• Do this:
Find every line of the listing below where "gardului" appears, and copy it.

• Data entries:
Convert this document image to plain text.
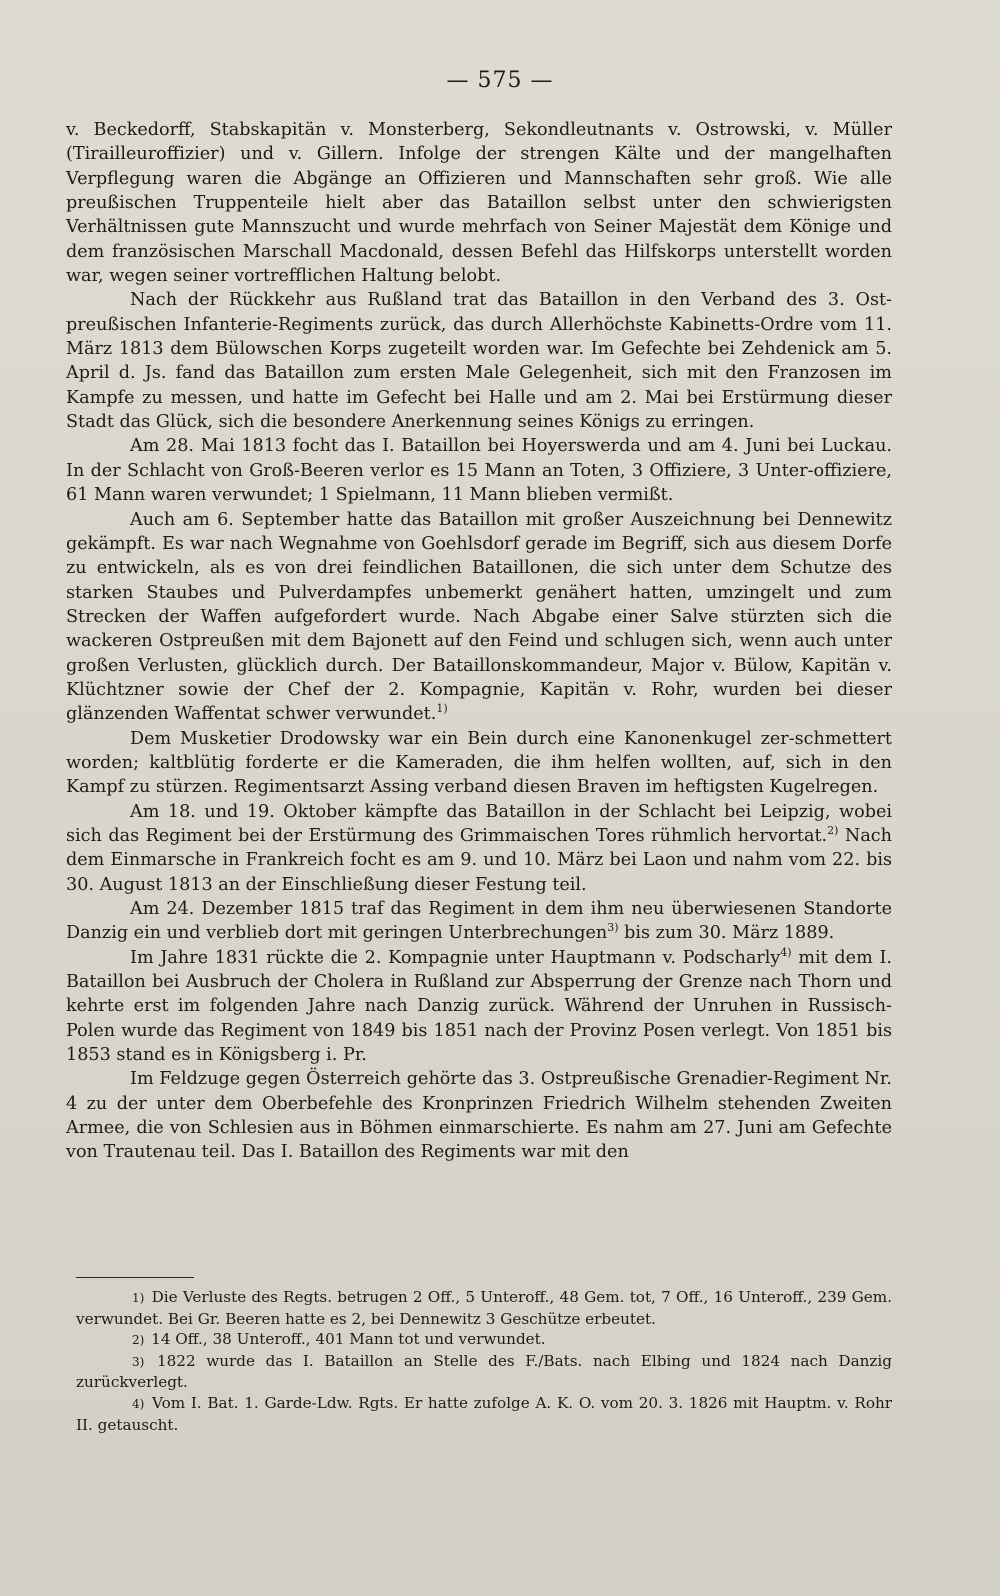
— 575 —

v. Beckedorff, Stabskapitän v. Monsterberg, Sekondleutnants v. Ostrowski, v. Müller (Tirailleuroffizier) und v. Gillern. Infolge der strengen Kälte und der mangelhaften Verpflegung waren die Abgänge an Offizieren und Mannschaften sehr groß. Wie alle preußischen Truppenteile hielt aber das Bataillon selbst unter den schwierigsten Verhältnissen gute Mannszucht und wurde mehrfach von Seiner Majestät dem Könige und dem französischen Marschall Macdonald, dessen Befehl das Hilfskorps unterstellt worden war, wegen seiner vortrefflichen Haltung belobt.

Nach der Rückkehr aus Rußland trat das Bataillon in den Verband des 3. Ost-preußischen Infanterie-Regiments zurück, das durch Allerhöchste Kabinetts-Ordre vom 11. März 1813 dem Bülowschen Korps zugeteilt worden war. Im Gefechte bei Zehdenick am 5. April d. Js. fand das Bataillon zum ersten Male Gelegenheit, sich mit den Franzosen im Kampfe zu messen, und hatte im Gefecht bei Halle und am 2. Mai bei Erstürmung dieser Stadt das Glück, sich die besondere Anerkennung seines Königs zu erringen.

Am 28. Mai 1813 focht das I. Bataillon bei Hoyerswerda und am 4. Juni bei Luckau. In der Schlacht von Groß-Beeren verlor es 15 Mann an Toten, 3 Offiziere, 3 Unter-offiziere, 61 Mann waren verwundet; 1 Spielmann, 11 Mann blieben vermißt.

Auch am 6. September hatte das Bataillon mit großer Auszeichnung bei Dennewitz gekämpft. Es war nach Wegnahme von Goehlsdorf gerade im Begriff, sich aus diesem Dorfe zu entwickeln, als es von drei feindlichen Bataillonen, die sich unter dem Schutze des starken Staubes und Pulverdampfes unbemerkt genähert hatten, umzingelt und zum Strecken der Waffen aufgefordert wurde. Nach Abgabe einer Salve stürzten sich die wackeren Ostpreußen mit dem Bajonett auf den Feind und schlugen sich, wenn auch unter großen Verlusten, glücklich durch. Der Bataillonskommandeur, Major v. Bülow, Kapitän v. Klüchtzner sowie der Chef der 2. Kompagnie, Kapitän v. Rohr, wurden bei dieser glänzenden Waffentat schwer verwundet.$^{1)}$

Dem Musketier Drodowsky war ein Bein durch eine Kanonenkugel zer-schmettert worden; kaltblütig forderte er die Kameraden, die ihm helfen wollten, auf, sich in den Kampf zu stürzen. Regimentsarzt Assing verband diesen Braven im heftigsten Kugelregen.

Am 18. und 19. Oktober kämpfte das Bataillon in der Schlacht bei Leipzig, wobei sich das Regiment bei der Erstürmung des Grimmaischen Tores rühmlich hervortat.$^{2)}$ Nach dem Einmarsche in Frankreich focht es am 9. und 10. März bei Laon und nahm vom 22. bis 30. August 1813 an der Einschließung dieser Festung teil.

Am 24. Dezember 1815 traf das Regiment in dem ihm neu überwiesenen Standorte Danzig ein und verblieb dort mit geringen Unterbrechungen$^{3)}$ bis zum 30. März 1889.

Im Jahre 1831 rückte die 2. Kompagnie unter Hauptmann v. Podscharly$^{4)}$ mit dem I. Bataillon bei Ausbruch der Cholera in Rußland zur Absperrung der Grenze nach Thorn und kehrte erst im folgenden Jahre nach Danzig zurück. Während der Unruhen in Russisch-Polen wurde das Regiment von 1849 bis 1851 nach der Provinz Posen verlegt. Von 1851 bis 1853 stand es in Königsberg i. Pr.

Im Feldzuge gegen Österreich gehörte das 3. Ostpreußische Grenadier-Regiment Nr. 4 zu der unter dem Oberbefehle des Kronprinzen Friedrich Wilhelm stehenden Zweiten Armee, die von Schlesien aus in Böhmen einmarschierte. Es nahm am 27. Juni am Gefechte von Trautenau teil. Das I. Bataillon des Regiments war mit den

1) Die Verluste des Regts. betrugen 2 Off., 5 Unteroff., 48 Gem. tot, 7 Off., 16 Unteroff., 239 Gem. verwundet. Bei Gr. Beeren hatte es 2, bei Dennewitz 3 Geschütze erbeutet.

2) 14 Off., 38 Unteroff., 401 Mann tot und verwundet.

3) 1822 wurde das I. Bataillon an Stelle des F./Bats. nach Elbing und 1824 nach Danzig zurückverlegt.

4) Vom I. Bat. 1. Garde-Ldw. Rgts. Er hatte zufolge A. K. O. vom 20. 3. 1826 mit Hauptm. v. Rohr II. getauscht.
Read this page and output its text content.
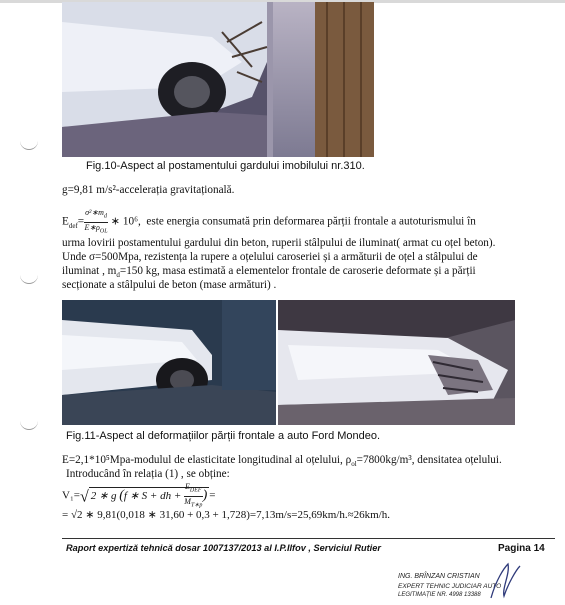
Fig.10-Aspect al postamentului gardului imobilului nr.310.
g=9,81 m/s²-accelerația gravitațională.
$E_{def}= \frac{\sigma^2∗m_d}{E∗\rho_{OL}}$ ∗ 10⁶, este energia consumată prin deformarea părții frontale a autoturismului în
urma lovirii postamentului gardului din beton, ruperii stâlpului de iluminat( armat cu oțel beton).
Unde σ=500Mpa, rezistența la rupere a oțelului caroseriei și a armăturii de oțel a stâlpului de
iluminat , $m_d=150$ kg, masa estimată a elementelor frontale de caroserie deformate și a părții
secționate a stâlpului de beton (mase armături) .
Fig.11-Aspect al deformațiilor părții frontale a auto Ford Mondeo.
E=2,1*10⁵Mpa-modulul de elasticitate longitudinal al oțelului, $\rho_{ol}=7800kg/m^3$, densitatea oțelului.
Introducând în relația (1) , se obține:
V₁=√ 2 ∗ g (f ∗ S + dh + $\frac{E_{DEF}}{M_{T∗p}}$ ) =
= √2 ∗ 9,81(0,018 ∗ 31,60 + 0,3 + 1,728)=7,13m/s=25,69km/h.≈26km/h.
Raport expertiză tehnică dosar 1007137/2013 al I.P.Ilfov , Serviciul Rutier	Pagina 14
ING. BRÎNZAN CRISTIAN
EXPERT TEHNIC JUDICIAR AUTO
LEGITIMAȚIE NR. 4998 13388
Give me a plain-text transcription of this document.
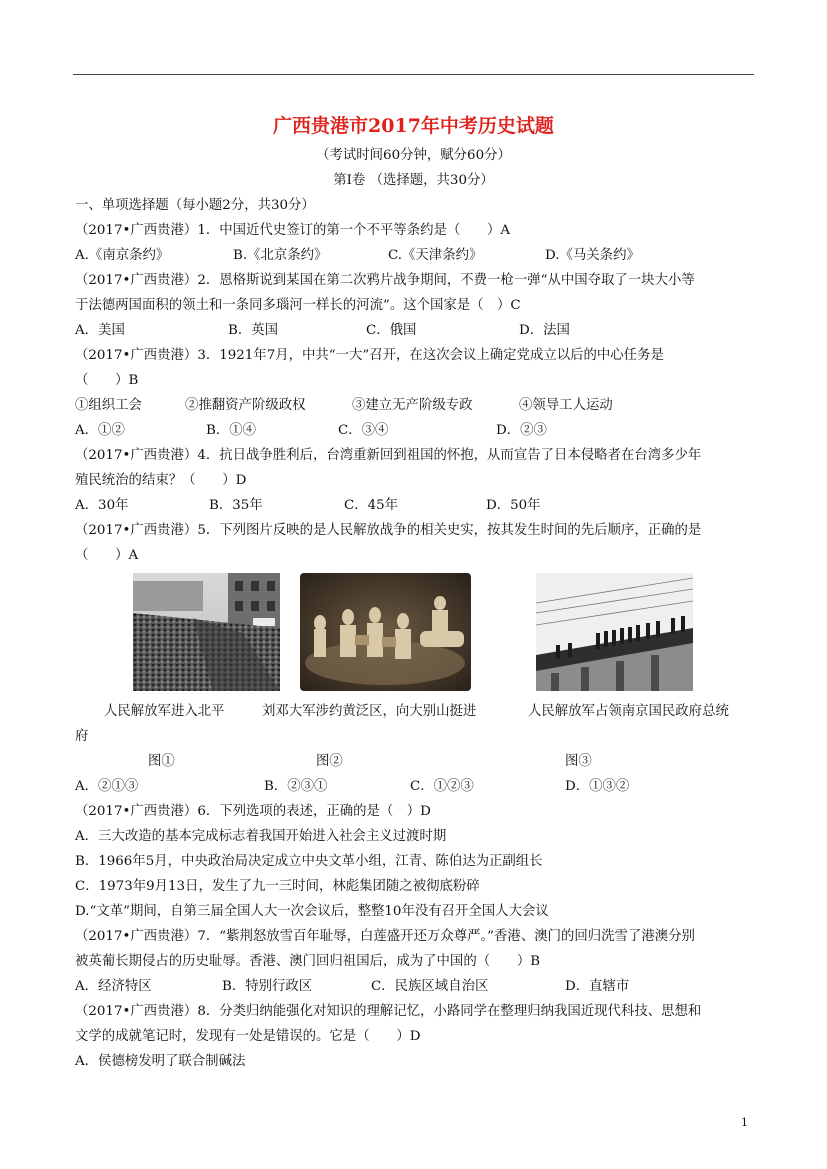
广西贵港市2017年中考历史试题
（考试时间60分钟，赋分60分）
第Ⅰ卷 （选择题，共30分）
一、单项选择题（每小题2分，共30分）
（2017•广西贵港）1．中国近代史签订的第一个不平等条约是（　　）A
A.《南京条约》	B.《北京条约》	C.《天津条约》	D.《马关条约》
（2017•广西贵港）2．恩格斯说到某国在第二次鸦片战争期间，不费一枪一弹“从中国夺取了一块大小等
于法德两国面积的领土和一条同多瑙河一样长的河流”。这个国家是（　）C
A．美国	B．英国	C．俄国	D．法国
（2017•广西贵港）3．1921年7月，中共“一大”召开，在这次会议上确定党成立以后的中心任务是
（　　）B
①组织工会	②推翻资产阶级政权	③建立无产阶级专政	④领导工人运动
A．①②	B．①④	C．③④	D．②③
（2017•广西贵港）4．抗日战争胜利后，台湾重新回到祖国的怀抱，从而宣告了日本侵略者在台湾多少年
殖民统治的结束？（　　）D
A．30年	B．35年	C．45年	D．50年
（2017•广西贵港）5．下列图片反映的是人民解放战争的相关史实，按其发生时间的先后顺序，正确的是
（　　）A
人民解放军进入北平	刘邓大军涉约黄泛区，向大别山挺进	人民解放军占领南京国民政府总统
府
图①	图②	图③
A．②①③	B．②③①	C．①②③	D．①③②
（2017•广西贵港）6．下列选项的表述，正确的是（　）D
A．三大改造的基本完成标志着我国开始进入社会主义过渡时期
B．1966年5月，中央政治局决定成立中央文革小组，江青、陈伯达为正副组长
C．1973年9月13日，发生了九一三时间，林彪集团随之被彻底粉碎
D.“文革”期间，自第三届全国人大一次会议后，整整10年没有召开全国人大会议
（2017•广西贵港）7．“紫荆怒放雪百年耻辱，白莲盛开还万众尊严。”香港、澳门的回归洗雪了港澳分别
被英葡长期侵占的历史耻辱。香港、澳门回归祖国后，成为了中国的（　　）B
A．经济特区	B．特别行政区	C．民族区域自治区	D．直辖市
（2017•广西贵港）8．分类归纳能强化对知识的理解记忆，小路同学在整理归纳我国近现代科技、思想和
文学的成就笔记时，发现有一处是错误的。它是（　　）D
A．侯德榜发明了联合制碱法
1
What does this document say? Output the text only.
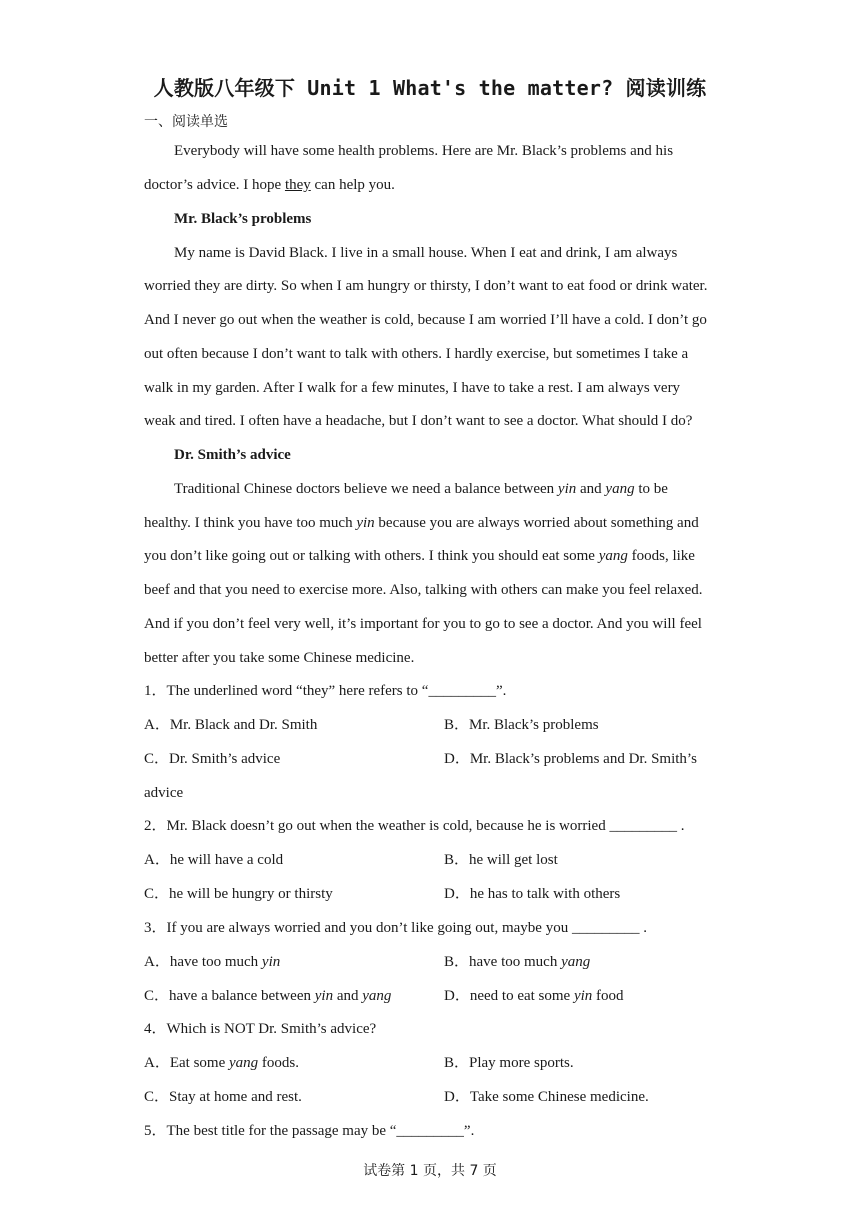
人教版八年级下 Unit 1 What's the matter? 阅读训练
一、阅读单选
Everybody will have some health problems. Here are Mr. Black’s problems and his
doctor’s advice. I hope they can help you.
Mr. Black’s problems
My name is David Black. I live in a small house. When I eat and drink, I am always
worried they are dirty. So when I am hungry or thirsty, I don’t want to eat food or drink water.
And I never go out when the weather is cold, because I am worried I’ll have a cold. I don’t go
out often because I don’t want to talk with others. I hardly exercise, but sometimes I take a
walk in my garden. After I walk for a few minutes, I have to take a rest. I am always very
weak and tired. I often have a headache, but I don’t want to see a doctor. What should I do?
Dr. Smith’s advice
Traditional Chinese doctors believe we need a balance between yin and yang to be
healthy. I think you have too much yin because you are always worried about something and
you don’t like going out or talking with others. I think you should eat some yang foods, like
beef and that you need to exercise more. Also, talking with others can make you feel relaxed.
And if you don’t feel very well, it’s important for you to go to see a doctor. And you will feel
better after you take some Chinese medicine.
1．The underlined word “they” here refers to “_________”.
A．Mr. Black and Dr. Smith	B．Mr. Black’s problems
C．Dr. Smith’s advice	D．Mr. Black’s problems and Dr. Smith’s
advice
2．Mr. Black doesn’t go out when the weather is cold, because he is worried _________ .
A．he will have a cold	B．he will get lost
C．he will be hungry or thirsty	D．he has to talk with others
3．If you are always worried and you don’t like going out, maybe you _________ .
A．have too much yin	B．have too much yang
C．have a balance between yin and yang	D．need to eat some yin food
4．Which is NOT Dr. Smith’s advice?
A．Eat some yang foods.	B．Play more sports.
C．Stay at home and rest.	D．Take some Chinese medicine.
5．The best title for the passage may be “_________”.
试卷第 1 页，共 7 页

• Response:
Fig.10-Aspect al postamentului gardului imobilului nr.310.
urma lovirii postamentului gardului din beton, ruperii stâlpului de iluminat( armat cu oțel beton).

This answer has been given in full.